#### Records for processing:

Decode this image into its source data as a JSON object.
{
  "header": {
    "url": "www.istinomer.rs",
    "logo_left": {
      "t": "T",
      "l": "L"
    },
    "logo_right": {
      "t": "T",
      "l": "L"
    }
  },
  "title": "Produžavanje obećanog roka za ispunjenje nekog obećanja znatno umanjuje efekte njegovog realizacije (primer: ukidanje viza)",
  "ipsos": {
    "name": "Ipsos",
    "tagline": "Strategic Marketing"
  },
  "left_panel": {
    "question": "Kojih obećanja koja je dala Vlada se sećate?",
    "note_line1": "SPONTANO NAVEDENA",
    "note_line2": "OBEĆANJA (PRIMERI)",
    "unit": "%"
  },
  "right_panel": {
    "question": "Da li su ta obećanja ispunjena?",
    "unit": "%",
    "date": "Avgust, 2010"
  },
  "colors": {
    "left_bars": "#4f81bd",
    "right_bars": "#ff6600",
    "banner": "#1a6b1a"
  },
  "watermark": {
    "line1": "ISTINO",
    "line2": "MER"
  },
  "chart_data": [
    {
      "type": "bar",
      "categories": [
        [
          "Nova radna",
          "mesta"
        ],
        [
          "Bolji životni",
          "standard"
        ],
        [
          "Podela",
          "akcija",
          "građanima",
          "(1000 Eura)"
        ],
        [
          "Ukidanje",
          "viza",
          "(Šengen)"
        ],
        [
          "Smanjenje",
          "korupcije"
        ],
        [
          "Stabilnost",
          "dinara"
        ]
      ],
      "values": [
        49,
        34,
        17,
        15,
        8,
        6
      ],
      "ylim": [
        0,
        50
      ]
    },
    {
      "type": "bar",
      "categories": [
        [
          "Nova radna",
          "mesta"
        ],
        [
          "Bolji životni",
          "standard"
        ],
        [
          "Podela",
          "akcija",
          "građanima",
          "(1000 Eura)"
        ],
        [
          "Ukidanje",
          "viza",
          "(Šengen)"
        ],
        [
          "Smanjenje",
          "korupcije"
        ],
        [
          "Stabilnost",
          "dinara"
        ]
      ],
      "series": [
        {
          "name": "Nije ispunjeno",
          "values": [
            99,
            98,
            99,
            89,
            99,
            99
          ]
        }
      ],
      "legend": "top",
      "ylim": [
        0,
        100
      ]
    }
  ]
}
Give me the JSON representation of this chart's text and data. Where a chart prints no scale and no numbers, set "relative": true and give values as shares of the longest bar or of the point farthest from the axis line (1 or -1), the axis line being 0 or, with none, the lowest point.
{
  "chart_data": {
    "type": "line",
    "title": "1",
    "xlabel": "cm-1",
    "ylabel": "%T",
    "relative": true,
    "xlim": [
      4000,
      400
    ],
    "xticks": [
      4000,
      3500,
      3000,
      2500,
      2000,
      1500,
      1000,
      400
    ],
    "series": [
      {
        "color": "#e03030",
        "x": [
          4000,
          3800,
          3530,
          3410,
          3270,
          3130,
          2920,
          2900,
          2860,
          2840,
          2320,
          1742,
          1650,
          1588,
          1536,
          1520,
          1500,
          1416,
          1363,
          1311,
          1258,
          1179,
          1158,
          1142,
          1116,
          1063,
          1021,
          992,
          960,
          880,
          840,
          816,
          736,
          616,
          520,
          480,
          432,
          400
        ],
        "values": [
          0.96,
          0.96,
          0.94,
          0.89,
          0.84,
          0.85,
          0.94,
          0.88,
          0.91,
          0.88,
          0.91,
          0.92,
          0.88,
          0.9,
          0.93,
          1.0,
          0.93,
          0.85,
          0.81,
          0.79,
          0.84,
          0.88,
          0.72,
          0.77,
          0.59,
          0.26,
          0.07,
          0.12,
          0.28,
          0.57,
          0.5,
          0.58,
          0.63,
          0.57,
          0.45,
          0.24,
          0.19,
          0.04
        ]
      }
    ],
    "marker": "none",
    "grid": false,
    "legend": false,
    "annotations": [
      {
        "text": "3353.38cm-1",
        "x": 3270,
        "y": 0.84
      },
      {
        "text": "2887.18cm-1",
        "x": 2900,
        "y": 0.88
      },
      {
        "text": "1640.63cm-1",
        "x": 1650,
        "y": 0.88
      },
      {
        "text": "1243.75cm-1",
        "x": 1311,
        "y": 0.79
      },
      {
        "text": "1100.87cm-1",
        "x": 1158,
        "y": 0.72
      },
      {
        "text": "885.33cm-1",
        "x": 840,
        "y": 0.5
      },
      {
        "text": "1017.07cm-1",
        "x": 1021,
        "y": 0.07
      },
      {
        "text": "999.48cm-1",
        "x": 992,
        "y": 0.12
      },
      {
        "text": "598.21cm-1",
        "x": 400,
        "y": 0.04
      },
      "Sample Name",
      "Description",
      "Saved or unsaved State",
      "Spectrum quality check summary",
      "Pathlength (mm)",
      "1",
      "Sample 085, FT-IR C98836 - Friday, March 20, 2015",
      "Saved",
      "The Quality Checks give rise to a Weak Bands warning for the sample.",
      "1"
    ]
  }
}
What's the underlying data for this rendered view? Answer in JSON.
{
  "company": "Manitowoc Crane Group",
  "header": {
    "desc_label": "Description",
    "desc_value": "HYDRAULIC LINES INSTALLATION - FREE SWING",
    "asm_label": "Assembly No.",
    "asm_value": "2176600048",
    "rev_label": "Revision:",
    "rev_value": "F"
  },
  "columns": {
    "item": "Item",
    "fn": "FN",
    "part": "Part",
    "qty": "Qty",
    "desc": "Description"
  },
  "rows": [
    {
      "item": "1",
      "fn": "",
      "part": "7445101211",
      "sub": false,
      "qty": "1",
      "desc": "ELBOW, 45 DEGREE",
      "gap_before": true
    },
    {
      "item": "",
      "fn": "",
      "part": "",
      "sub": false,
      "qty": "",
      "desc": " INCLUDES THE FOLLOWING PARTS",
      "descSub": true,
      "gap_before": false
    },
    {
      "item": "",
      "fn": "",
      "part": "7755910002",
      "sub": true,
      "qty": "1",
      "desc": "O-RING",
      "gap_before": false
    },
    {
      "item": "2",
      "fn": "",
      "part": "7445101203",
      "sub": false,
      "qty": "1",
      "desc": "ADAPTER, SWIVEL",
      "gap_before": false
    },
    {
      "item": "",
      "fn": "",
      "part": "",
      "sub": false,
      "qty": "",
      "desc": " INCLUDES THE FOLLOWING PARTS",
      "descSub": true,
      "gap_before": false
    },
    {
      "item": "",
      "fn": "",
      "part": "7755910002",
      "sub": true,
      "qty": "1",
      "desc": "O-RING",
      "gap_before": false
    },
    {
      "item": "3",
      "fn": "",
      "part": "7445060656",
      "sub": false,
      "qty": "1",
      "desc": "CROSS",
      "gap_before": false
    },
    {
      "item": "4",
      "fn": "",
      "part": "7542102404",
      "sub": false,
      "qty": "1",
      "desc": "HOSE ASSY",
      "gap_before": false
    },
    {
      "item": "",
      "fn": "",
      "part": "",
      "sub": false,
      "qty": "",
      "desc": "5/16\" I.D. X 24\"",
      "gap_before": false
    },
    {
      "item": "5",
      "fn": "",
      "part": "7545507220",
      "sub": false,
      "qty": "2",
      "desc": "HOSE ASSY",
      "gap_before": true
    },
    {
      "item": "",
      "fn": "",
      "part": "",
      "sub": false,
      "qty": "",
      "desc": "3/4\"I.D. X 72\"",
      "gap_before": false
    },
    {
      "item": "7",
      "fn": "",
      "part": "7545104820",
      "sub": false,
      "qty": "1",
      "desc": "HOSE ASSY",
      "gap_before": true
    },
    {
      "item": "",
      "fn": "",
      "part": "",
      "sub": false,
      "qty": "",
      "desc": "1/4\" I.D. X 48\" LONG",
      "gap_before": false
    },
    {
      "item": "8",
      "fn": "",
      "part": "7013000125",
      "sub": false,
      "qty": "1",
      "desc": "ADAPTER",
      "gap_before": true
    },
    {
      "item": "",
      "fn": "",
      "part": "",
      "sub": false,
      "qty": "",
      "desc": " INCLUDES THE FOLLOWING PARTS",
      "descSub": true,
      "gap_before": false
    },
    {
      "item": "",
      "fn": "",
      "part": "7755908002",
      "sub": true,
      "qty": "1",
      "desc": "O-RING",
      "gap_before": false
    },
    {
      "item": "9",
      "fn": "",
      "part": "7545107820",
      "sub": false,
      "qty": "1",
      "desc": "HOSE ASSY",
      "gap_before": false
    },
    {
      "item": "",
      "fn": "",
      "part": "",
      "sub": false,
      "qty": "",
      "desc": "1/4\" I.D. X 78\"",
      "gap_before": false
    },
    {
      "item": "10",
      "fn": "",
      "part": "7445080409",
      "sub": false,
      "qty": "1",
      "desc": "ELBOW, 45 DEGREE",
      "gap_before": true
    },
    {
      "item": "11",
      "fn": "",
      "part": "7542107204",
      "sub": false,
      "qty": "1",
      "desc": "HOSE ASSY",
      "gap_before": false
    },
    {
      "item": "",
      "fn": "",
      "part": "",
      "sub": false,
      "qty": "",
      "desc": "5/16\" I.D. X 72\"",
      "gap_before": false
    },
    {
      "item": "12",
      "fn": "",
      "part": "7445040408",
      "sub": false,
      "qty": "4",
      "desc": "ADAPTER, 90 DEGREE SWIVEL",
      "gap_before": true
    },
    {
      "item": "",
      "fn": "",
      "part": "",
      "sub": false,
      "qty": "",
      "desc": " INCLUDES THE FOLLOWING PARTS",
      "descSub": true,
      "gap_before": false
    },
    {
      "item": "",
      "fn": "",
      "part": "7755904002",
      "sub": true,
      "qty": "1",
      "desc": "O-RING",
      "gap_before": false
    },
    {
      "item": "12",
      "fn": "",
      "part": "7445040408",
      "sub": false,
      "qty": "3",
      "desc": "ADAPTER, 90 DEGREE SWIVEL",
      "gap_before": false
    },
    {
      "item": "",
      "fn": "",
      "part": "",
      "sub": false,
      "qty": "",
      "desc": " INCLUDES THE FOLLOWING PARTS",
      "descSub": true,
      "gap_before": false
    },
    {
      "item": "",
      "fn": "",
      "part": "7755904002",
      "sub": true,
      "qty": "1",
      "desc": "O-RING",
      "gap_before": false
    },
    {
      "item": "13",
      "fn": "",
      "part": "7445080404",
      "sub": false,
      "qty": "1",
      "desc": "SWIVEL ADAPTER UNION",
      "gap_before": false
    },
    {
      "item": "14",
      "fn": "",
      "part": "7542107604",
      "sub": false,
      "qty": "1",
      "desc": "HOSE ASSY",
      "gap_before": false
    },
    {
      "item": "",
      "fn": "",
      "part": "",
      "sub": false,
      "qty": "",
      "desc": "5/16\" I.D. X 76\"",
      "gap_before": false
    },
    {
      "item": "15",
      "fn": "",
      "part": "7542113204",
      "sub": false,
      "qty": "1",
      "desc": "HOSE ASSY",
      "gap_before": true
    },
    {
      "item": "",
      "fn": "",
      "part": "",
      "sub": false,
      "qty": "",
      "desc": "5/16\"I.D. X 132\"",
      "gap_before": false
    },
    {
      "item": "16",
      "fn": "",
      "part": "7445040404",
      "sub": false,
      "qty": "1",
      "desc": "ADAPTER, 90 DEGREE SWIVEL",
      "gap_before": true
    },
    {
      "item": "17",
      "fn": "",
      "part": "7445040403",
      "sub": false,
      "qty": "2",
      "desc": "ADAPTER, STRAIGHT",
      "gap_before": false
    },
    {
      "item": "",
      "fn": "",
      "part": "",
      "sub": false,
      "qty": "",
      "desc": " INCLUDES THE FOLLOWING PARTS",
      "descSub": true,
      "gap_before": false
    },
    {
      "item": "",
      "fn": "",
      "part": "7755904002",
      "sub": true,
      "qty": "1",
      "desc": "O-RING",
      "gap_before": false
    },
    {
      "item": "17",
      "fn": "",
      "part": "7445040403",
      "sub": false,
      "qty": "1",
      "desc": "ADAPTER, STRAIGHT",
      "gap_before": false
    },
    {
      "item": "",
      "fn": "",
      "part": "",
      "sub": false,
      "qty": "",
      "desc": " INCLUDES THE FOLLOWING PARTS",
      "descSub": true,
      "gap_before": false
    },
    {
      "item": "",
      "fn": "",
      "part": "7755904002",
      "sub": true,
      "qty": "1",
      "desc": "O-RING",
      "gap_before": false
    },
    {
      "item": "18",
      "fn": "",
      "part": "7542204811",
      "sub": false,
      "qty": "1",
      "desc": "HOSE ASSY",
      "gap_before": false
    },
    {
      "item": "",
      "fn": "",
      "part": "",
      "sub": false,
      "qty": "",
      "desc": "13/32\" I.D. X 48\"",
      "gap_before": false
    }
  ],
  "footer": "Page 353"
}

#### To be done:
Search the data for the word "JSON" and copy each line where it appears.

#### Solution to this problem:
Decode this image into its source data as a JSON object.
Give me the JSON representation of this chart's text and data. Where a chart prints no scale and no numbers, set "relative": true and give values as shares of the longest bar or of the point farthest from the axis line (1 or -1), the axis line being 0 or, with none, the lowest point.
What's the underlying data for this rendered view? Answer in JSON.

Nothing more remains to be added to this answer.